Stated exercise> Turn every line of the material below into a numbered list, and omit any blank lines.

Dataset excerpt
####################

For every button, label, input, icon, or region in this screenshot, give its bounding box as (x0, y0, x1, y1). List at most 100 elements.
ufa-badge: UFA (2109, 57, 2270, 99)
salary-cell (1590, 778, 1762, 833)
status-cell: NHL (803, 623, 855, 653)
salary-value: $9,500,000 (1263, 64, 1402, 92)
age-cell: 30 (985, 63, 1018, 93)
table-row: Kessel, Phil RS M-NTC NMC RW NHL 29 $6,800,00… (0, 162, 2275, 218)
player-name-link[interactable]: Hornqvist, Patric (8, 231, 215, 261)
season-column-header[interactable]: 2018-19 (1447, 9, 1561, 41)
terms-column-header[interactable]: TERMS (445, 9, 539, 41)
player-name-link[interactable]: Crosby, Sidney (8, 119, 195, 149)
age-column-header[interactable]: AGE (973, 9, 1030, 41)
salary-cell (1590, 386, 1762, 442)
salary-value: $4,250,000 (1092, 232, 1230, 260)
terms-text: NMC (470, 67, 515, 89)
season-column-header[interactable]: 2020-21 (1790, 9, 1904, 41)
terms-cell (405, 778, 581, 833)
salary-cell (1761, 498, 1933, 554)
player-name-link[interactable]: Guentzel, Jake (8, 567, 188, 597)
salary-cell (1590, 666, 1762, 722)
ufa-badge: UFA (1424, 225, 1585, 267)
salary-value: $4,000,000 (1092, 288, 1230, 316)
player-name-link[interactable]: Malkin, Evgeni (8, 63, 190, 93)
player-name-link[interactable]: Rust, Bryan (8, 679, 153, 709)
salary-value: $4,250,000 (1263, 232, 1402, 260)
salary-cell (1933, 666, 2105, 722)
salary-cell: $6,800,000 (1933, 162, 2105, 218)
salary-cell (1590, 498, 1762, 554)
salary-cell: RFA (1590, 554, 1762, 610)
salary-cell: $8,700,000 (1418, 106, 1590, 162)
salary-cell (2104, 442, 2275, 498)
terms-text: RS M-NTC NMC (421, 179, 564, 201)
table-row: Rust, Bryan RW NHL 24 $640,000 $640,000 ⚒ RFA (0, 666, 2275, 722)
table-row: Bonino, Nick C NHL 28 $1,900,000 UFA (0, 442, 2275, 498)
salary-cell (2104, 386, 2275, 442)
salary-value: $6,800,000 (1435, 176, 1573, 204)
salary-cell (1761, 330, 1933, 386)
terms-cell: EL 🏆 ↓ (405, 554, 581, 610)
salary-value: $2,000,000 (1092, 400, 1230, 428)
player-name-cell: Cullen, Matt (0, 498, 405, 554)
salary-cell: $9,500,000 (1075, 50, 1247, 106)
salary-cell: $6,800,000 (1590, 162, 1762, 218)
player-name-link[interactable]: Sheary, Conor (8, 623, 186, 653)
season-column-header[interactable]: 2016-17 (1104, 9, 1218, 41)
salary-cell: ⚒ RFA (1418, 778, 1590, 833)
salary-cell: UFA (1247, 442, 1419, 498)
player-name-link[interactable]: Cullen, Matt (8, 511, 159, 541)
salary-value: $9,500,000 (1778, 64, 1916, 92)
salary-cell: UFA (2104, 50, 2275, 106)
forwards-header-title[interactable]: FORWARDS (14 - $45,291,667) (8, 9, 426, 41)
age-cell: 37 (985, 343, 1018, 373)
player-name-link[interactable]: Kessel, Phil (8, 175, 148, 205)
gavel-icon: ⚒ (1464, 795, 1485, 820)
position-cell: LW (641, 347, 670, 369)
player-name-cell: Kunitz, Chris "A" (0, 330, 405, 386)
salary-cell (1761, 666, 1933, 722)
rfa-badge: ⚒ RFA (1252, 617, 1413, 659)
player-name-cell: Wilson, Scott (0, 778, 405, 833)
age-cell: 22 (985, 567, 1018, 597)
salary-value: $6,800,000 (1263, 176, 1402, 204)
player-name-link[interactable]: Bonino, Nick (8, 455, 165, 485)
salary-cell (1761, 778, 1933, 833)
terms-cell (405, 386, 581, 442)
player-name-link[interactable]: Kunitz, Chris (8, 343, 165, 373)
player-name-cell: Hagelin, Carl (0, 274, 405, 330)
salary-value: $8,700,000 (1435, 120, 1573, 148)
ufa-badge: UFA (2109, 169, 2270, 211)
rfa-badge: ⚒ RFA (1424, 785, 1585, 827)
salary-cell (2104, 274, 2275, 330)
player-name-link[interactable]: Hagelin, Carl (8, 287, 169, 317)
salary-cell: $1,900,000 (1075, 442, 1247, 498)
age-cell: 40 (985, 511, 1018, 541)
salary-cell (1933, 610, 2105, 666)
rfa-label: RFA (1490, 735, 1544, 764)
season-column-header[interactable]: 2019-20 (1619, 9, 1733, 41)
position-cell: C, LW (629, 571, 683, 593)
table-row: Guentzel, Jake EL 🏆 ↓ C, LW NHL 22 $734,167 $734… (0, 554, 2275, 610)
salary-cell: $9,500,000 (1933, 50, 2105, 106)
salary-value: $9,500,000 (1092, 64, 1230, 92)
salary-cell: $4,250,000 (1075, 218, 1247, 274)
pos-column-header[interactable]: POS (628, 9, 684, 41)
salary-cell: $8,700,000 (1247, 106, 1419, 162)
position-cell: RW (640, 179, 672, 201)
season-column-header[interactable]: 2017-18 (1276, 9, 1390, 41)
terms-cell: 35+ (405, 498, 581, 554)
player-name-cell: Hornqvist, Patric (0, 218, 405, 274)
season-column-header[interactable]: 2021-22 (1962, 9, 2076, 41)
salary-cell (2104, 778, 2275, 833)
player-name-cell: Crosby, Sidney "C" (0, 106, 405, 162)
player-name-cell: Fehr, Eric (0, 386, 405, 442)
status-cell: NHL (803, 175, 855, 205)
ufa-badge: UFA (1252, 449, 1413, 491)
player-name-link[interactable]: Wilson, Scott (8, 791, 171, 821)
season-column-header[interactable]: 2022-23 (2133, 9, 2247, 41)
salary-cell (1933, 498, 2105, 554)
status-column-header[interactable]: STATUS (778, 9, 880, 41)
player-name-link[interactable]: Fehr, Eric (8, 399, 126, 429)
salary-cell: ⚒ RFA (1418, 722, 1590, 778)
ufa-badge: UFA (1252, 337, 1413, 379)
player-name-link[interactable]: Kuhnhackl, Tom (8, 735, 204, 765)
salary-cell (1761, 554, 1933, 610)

####################

Full answer>
1. For every button, label, input, icon, or region in this screenshot, give its bounding box as (x0, y0, x1, y1). List at most 100 elements.
2. ufa-badge: UFA (2109, 57, 2270, 99)
3. salary-cell (1590, 778, 1762, 833)
4. status-cell: NHL (803, 623, 855, 653)
5. salary-value: $9,500,000 (1263, 64, 1402, 92)
6. age-cell: 30 (985, 63, 1018, 93)
7. table-row: Kessel, Phil RS M-NTC NMC RW NHL 29 $6,800,00… (0, 162, 2275, 218)
8. player-name-link[interactable]: Hornqvist, Patric (8, 231, 215, 261)
9. season-column-header[interactable]: 2018-19 (1447, 9, 1561, 41)
10. terms-column-header[interactable]: TERMS (445, 9, 539, 41)
11. player-name-link[interactable]: Crosby, Sidney (8, 119, 195, 149)
12. age-column-header[interactable]: AGE (973, 9, 1030, 41)
13. salary-cell (1590, 386, 1762, 442)
14. salary-value: $4,250,000 (1092, 232, 1230, 260)
15. terms-text: NMC (470, 67, 515, 89)
16. season-column-header[interactable]: 2020-21 (1790, 9, 1904, 41)
17. terms-cell (405, 778, 581, 833)
18. salary-cell (1761, 498, 1933, 554)
19. player-name-link[interactable]: Guentzel, Jake (8, 567, 188, 597)
20. salary-cell (1590, 666, 1762, 722)
21. ufa-badge: UFA (1424, 225, 1585, 267)
22. salary-value: $4,000,000 (1092, 288, 1230, 316)
23. player-name-link[interactable]: Malkin, Evgeni (8, 63, 190, 93)
24. player-name-link[interactable]: Rust, Bryan (8, 679, 153, 709)
25. salary-value: $4,250,000 (1263, 232, 1402, 260)
26. salary-cell (1933, 666, 2105, 722)
27. salary-cell: $6,800,000 (1933, 162, 2105, 218)
28. salary-cell (1590, 498, 1762, 554)
29. salary-cell: RFA (1590, 554, 1762, 610)
30. salary-cell: $8,700,000 (1418, 106, 1590, 162)
31. salary-cell (2104, 442, 2275, 498)
32. terms-text: RS M-NTC NMC (421, 179, 564, 201)
33. table-row: Rust, Bryan RW NHL 24 $640,000 $640,000 ⚒ RFA (0, 666, 2275, 722)
34. table-row: Bonino, Nick C NHL 28 $1,900,000 UFA (0, 442, 2275, 498)
35. salary-cell (2104, 386, 2275, 442)
36. salary-value: $6,800,000 (1435, 176, 1573, 204)
37. salary-cell (1761, 330, 1933, 386)
38. terms-cell: EL 🏆 ↓ (405, 554, 581, 610)
39. salary-value: $2,000,000 (1092, 400, 1230, 428)
40. player-name-cell: Cullen, Matt (0, 498, 405, 554)
41. salary-cell: $9,500,000 (1075, 50, 1247, 106)
42. salary-cell: $6,800,000 (1590, 162, 1762, 218)
43. player-name-link[interactable]: Sheary, Conor (8, 623, 186, 653)
44. season-column-header[interactable]: 2016-17 (1104, 9, 1218, 41)
45. salary-cell: ⚒ RFA (1418, 778, 1590, 833)
46. salary-cell: UFA (1247, 442, 1419, 498)
47. player-name-link[interactable]: Cullen, Matt (8, 511, 159, 541)
48. salary-value: $9,500,000 (1778, 64, 1916, 92)
49. salary-cell: UFA (2104, 50, 2275, 106)
50. forwards-header-title[interactable]: FORWARDS (14 - $45,291,667) (8, 9, 426, 41)
51. age-cell: 37 (985, 343, 1018, 373)
52. player-name-link[interactable]: Kessel, Phil (8, 175, 148, 205)
53. gavel-icon: ⚒ (1464, 795, 1485, 820)
54. position-cell: LW (641, 347, 670, 369)
55. player-name-cell: Kunitz, Chris "A" (0, 330, 405, 386)
56. salary-cell (1761, 666, 1933, 722)
57. rfa-badge: ⚒ RFA (1252, 617, 1413, 659)
58. player-name-cell: Wilson, Scott (0, 778, 405, 833)
59. age-cell: 22 (985, 567, 1018, 597)
60. salary-value: $6,800,000 (1263, 176, 1402, 204)
61. player-name-link[interactable]: Bonino, Nick (8, 455, 165, 485)
62. salary-cell (1761, 778, 1933, 833)
63. terms-cell (405, 386, 581, 442)
64. player-name-link[interactable]: Kunitz, Chris (8, 343, 165, 373)
65. player-name-cell: Hagelin, Carl (0, 274, 405, 330)
66. salary-value: $8,700,000 (1435, 120, 1573, 148)
67. ufa-badge: UFA (2109, 169, 2270, 211)
68. rfa-badge: ⚒ RFA (1424, 785, 1585, 827)
69. salary-cell (2104, 274, 2275, 330)
70. player-name-link[interactable]: Hagelin, Carl (8, 287, 169, 317)
71. salary-cell: $1,900,000 (1075, 442, 1247, 498)
72. age-cell: 40 (985, 511, 1018, 541)
73. salary-cell (1933, 610, 2105, 666)
74. rfa-label: RFA (1490, 735, 1544, 764)
75. season-column-header[interactable]: 2019-20 (1619, 9, 1733, 41)
76. position-cell: C, LW (629, 571, 683, 593)
77. table-row: Guentzel, Jake EL 🏆 ↓ C, LW NHL 22 $734,167 $734… (0, 554, 2275, 610)
78. salary-cell: $9,500,000 (1933, 50, 2105, 106)
79. salary-value: $9,500,000 (1092, 64, 1230, 92)
80. salary-cell: $4,250,000 (1075, 218, 1247, 274)
81. pos-column-header[interactable]: POS (628, 9, 684, 41)
82. salary-cell: $8,700,000 (1247, 106, 1419, 162)
83. position-cell: RW (640, 179, 672, 201)
84. season-column-header[interactable]: 2017-18 (1276, 9, 1390, 41)
85. terms-cell: 35+ (405, 498, 581, 554)
86. player-name-cell: Hornqvist, Patric (0, 218, 405, 274)
87. season-column-header[interactable]: 2021-22 (1962, 9, 2076, 41)
88. salary-cell (2104, 778, 2275, 833)
89. player-name-cell: Crosby, Sidney "C" (0, 106, 405, 162)
90. player-name-cell: Fehr, Eric (0, 386, 405, 442)
91. status-cell: NHL (803, 175, 855, 205)
92. ufa-badge: UFA (1252, 449, 1413, 491)
93. player-name-link[interactable]: Wilson, Scott (8, 791, 171, 821)
94. season-column-header[interactable]: 2022-23 (2133, 9, 2247, 41)
95. salary-cell (1933, 498, 2105, 554)
96. status-column-header[interactable]: STATUS (778, 9, 880, 41)
97. player-name-link[interactable]: Fehr, Eric (8, 399, 126, 429)
98. salary-cell: ⚒ RFA (1418, 722, 1590, 778)
99. ufa-badge: UFA (1252, 337, 1413, 379)
100. player-name-link[interactable]: Kuhnhackl, Tom (8, 735, 204, 765)
101. salary-cell (1761, 554, 1933, 610)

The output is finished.